Written instruction a
Copy the rows word for word, from the start of the rows down to the line that contains "- chart-right-border: [1917, 0, 1919, 1280]", with both of those lines included.

“Essay” #8: Say My Name

I love names with accents. They make me happy to know that they are not assimilating to whiteness. I shared this poem with my younger cousin, because I needed her to know that she had to say her own name right, and not give up to assimilation.

What’s your name?

“Ariana”

Ar-iana?

“No, Ariana.”

Arriana?

“Closer, Ariana”

Can I call you Ar-iana?

Not sorry, I don’t let people butcher my name anymore

And i won’t apologize for that

I will not give you any other way to pronounce my name because

There is no other way to pronounce it

Ah – like the start of a song

Rrrrr – rolling because my tongue has talent

Ah – like a yell that my lungs can fill

Na – like the end of a song with no lyrics

My name is a song that i do not need you to sing off tune

I am not asking for perfect pronunciation

Because your mouth might not move like mine

But i demand that you try

I demand that you realise that not all names

Most names

Are made for your Anglo-AMerican mouth

There is no name that fits your mouth but your your own

So i ask you to respect mine

Its intricacies

And simplicities

 

I demand you say my name

Correctly

Because I cannot have my little cousin mispronouncing her own name

For anglo-american mouths

Mamas, say your name correctly!

Se pronuncia “Katarina”

I had to practice your name growing up because it was important

That your whole name was correct out of respect for you

“Kat-er-e-na”

You are mispronouncing your own name For someone

because you’re tired of them mispronouncing it anyway

But you haven’t given them the chance to try

 

Do not call me Ar-iana

Arr-i-anna

Do not make me relive white elementary school teachers

On the first day of class

And don’t even get me started on

my 16 letter last name

 

16 letters that are too long for anything

In this american education system

My own identity of a name is not standard

My name is quite literally chopped off at the end

In its standardization

its colonization

I spell my name for the starbucks barista

Because i don’t need both us

Embarrassing ourselves when they ask for my name

And then they have no excuse

I am monotone in spelling my last name

Because I am so used to people not knowing how to ask for it

I am not traditional in either my country of birth

Or my country of heritage

I am not traditional because ironically

My parents were trying emulate the system in our country of heritage

Where two last names is expected

Thus i am not traditional in my country of birth because I try to be

Proud of my country of heritage

 

Do not let others mispronounce your name for you

Teach them to attempt

Be proud of your own intricacies

Your own simplicities

The heritage that your parents are trying to pass down to you

Because no one should be ashamed of the word that is used

To call you out

Of the word that you most identify with

Because it

Is

Yours

So when i ask you

“How does your mother say it?”

I am trying to say “pronounce it correctly please

Because i am trying to respect you”

(A block of data)
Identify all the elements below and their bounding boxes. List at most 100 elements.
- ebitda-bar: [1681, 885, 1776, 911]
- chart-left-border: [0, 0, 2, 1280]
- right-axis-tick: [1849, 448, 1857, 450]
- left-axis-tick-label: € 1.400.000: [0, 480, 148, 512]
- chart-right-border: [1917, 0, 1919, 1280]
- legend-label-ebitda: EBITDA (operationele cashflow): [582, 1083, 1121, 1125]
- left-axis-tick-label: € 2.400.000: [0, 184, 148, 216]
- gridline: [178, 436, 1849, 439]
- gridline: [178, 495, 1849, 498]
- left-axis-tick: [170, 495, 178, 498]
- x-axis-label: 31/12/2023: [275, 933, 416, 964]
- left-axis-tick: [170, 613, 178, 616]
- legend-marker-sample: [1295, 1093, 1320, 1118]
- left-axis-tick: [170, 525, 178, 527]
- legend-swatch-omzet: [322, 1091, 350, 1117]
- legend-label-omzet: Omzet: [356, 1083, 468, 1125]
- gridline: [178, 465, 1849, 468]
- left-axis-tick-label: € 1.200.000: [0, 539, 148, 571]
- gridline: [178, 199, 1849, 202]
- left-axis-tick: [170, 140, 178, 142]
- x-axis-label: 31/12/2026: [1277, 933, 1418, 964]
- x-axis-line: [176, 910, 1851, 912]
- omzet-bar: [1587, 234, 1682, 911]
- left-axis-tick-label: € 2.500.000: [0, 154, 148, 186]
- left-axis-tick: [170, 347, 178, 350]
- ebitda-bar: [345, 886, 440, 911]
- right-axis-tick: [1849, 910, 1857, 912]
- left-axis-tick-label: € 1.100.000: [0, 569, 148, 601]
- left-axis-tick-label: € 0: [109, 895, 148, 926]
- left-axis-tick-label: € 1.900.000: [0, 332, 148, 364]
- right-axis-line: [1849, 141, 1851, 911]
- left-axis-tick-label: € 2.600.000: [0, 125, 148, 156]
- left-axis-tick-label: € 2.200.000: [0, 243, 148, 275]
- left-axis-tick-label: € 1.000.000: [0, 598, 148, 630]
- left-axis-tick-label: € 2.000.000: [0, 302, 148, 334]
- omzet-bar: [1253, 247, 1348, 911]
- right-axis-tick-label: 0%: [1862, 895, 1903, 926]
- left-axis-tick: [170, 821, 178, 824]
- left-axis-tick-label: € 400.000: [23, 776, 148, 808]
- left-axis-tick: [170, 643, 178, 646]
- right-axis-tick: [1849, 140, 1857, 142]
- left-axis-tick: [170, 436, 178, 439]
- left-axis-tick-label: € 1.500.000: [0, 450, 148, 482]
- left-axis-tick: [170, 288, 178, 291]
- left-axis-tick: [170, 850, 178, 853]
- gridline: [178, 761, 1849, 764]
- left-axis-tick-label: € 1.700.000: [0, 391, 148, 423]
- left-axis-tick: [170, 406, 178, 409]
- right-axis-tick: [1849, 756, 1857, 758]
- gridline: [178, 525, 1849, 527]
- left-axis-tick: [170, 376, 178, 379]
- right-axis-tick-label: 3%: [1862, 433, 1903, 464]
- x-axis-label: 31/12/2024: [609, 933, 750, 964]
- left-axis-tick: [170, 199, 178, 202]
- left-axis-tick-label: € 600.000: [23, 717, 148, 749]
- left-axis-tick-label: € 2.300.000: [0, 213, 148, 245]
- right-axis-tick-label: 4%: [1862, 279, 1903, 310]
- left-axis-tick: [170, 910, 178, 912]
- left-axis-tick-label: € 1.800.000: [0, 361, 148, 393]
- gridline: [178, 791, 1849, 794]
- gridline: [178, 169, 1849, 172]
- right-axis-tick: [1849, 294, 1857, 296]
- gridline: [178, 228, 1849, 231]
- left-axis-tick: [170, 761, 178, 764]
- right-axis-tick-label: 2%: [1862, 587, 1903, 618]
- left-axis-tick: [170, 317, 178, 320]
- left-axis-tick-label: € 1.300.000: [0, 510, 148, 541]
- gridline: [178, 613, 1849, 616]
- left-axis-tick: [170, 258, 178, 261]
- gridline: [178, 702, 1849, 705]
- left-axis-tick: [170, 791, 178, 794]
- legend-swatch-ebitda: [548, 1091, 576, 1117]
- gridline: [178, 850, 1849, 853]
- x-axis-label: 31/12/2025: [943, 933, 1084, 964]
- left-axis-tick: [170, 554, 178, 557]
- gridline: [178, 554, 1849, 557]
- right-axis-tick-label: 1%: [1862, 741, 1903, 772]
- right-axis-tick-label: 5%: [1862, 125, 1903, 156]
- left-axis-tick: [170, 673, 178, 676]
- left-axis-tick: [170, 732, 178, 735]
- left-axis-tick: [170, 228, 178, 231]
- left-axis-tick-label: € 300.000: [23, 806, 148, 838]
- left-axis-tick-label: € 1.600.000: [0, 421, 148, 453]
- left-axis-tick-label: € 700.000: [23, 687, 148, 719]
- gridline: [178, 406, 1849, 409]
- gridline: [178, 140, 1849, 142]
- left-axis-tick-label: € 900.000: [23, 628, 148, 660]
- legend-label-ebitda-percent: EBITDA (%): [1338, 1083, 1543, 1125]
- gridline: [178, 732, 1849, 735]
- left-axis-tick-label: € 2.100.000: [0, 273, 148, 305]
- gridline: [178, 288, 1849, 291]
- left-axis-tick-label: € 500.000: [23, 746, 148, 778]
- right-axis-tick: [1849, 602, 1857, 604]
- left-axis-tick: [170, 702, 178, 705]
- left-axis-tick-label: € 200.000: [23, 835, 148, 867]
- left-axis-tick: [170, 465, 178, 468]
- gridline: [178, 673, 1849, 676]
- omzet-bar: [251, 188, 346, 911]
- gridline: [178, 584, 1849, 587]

Written instruction b
In the poem about names, list each sound the speaker uses to break down the name "Ariana," along with the phrase that follows it.

Right answer a
Identify all the elements below and their bounding boxes. List at most 100 elements.
- ebitda-bar: [1681, 885, 1776, 911]
- chart-left-border: [0, 0, 2, 1280]
- right-axis-tick: [1849, 448, 1857, 450]
- left-axis-tick-label: € 1.400.000: [0, 480, 148, 512]
- chart-right-border: [1917, 0, 1919, 1280]

Right answer b
- Ah – like the start of a song
- Rrrrr – rolling because my tongue has talent
- Ah – like a yell that my lungs can fill
- Na – like the end of a song with no lyrics